(Stored entries)
────────

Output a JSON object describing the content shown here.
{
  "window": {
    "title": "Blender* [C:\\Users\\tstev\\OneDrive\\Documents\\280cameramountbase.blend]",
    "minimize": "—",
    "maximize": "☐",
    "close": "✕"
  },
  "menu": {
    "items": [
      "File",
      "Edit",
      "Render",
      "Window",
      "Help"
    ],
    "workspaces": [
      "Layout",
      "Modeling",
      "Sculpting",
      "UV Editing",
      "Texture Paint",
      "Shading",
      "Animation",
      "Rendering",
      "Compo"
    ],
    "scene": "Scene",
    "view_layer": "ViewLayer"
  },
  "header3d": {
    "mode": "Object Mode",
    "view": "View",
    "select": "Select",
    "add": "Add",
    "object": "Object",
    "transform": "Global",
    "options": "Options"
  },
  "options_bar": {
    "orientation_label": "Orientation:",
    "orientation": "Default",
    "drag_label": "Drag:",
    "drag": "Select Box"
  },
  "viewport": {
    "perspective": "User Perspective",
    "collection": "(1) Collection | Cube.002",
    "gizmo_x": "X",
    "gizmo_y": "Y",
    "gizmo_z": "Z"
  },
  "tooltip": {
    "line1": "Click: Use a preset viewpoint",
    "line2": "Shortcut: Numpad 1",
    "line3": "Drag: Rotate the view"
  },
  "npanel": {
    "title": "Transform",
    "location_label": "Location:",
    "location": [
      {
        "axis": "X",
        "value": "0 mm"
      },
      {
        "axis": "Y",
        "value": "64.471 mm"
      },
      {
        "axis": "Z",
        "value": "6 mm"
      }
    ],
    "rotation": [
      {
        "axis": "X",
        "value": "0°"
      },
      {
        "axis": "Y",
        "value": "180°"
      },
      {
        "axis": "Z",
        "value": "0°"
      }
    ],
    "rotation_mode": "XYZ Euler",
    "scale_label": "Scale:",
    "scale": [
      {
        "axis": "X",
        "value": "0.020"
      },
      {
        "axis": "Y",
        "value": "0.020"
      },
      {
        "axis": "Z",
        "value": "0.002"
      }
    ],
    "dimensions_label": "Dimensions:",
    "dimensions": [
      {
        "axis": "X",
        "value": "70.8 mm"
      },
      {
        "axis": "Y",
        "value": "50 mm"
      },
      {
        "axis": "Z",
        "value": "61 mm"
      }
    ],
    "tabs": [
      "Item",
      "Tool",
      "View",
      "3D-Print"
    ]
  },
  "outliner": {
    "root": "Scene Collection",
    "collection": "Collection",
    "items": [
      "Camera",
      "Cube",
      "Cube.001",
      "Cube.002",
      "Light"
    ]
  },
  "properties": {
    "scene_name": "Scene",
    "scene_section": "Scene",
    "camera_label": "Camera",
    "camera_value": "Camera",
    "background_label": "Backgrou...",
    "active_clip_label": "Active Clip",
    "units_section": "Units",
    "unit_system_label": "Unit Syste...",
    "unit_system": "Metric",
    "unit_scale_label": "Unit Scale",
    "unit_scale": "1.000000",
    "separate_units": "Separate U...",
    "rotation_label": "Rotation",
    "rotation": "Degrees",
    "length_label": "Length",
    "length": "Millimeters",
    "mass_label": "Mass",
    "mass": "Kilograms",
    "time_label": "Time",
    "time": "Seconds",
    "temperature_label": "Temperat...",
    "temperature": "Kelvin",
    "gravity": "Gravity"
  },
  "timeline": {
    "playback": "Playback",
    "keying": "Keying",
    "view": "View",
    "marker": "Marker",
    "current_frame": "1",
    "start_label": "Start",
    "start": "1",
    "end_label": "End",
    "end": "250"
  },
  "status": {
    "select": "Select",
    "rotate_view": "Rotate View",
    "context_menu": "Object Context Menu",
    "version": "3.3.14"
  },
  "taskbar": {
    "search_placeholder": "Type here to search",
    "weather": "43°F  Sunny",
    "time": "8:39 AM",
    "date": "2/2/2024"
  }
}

────────

_WHAT THE EXERCISE ASKS_
Please reproduce the entire listing, exactly as shown.

_TASK RESULT_
Output a JSON object describing the content shown here.
{
  "window": {
    "title": "Blender* [C:\\Users\\tstev\\OneDrive\\Documents\\280cameramountbase.blend]",
    "minimize": "—",
    "maximize": "☐",
    "close": "✕"
  },
  "menu": {
    "items": [
      "File",
      "Edit",
      "Render",
      "Window",
      "Help"
    ],
    "workspaces": [
      "Layout",
      "Modeling",
      "Sculpting",
      "UV Editing",
      "Texture Paint",
      "Shading",
      "Animation",
      "Rendering",
      "Compo"
    ],
    "scene": "Scene",
    "view_layer": "ViewLayer"
  },
  "header3d": {
    "mode": "Object Mode",
    "view": "View",
    "select": "Select",
    "add": "Add",
    "object": "Object",
    "transform": "Global",
    "options": "Options"
  },
  "options_bar": {
    "orientation_label": "Orientation:",
    "orientation": "Default",
    "drag_label": "Drag:",
    "drag": "Select Box"
  },
  "viewport": {
    "perspective": "User Perspective",
    "collection": "(1) Collection | Cube.002",
    "gizmo_x": "X",
    "gizmo_y": "Y",
    "gizmo_z": "Z"
  },
  "tooltip": {
    "line1": "Click: Use a preset viewpoint",
    "line2": "Shortcut: Numpad 1",
    "line3": "Drag: Rotate the view"
  },
  "npanel": {
    "title": "Transform",
    "location_label": "Location:",
    "location": [
      {
        "axis": "X",
        "value": "0 mm"
      },
      {
        "axis": "Y",
        "value": "64.471 mm"
      },
      {
        "axis": "Z",
        "value": "6 mm"
      }
    ],
    "rotation": [
      {
        "axis": "X",
        "value": "0°"
      },
      {
        "axis": "Y",
        "value": "180°"
      },
      {
        "axis": "Z",
        "value": "0°"
      }
    ],
    "rotation_mode": "XYZ Euler",
    "scale_label": "Scale:",
    "scale": [
      {
        "axis": "X",
        "value": "0.020"
      },
      {
        "axis": "Y",
        "value": "0.020"
      },
      {
        "axis": "Z",
        "value": "0.002"
      }
    ],
    "dimensions_label": "Dimensions:",
    "dimensions": [
      {
        "axis": "X",
        "value": "70.8 mm"
      },
      {
        "axis": "Y",
        "value": "50 mm"
      },
      {
        "axis": "Z",
        "value": "61 mm"
      }
    ],
    "tabs": [
      "Item",
      "Tool",
      "View",
      "3D-Print"
    ]
  },
  "outliner": {
    "root": "Scene Collection",
    "collection": "Collection",
    "items": [
      "Camera",
      "Cube",
      "Cube.001",
      "Cube.002",
      "Light"
    ]
  },
  "properties": {
    "scene_name": "Scene",
    "scene_section": "Scene",
    "camera_label": "Camera",
    "camera_value": "Camera",
    "background_label": "Backgrou...",
    "active_clip_label": "Active Clip",
    "units_section": "Units",
    "unit_system_label": "Unit Syste...",
    "unit_system": "Metric",
    "unit_scale_label": "Unit Scale",
    "unit_scale": "1.000000",
    "separate_units": "Separate U...",
    "rotation_label": "Rotation",
    "rotation": "Degrees",
    "length_label": "Length",
    "length": "Millimeters",
    "mass_label": "Mass",
    "mass": "Kilograms",
    "time_label": "Time",
    "time": "Seconds",
    "temperature_label": "Temperat...",
    "temperature": "Kelvin",
    "gravity": "Gravity"
  },
  "timeline": {
    "playback": "Playback",
    "keying": "Keying",
    "view": "View",
    "marker": "Marker",
    "current_frame": "1",
    "start_label": "Start",
    "start": "1",
    "end_label": "End",
    "end": "250"
  },
  "status": {
    "select": "Select",
    "rotate_view": "Rotate View",
    "context_menu": "Object Context Menu",
    "version": "3.3.14"
  },
  "taskbar": {
    "search_placeholder": "Type here to search",
    "weather": "43°F  Sunny",
    "time": "8:39 AM",
    "date": "2/2/2024"
  }
}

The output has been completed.